# Work required:
Locate all lines in the data below that hold "проблемы" and show them.

# Supplied material:
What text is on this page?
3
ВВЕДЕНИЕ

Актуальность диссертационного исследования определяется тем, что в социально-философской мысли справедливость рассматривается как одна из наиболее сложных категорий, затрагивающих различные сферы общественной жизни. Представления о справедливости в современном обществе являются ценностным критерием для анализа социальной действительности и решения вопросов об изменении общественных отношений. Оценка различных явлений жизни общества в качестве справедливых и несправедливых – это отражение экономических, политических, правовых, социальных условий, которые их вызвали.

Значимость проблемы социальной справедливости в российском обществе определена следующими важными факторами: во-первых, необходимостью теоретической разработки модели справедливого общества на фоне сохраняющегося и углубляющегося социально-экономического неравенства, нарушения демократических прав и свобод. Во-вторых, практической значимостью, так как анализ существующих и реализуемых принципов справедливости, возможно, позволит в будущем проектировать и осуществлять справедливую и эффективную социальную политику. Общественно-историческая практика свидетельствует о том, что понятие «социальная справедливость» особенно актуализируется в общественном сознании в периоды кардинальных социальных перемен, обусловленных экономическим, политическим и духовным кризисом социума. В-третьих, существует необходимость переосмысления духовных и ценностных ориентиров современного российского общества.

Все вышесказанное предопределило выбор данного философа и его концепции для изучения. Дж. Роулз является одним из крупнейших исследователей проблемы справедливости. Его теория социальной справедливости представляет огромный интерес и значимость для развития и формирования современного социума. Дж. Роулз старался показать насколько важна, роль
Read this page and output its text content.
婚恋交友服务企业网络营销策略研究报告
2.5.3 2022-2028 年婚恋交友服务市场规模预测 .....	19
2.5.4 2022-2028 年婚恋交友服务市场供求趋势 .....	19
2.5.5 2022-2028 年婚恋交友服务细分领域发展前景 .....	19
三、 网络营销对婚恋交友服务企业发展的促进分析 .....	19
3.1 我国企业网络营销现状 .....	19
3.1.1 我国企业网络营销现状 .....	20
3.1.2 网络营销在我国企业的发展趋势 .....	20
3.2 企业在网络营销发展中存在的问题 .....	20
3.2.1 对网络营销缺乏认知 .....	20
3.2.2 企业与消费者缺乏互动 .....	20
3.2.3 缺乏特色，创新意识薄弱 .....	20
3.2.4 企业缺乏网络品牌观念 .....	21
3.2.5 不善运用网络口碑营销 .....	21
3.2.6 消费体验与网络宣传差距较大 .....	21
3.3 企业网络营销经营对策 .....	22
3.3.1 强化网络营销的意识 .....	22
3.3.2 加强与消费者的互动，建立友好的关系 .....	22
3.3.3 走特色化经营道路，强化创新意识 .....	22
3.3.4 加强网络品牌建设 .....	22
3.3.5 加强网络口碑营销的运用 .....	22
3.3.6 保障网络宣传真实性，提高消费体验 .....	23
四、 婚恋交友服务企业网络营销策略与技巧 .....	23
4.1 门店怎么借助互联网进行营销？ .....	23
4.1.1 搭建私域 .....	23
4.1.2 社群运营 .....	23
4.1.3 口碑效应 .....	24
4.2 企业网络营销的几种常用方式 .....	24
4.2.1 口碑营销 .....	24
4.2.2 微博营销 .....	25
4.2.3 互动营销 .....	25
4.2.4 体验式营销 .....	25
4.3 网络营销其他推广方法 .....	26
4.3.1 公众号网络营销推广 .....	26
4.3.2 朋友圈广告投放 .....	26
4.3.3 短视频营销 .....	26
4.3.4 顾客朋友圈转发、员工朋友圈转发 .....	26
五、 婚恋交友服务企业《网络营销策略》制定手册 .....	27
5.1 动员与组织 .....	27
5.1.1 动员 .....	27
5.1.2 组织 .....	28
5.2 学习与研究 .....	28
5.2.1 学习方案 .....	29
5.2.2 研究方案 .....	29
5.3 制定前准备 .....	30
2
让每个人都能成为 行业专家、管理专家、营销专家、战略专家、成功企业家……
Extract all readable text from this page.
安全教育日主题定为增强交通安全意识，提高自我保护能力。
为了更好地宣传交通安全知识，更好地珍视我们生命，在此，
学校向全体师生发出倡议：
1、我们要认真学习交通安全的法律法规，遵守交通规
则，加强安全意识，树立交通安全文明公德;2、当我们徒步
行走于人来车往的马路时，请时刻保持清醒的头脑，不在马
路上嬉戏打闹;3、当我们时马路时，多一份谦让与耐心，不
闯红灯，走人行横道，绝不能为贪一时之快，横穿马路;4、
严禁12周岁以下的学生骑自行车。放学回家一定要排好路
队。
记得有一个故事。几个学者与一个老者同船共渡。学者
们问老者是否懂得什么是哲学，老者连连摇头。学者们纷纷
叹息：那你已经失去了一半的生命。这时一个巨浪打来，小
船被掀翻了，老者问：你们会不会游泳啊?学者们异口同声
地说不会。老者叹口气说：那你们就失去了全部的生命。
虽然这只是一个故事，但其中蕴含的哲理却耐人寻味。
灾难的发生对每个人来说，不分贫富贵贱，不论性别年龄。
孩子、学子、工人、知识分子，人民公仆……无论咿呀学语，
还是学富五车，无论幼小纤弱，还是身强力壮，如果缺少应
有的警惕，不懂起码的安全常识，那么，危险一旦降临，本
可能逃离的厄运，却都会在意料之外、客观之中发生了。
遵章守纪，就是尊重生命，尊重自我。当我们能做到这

# Answer to the task:
Значимость проблемы социальной справедливости в российском обществе определена следующими важными факторами: во-первых, необходимостью теоретической разработки модели справедливого общества на фоне сохраняющегося и углубляющегося социально-экономического неравенства, нарушения демократических прав и свобод. Во-вторых, практической значимостью, так как анализ существующих и реализуемых принципов справедливости, возможно, позволит в будущем проектировать и осуществлять справедливую и эффективную социальную политику. Общественно-историческая практика свидетельствует о том, что понятие «социальная справедливость» особенно актуализируется в общественном сознании в периоды кардинальных социальных перемен, обусловленных экономическим, политическим и духовным кризисом социума. В-третьих, существует необходимость переосмысления духовных и ценностных ориентиров современного российского общества.
Все вышесказанное предопределило выбор данного философа и его концепции для изучения. Дж. Роулз является одним из крупнейших исследователей проблемы справедливости. Его теория социальной справедливости представляет огромный интерес и значимость для развития и формирования современного социума. Дж. Роулз старался показать насколько важна, роль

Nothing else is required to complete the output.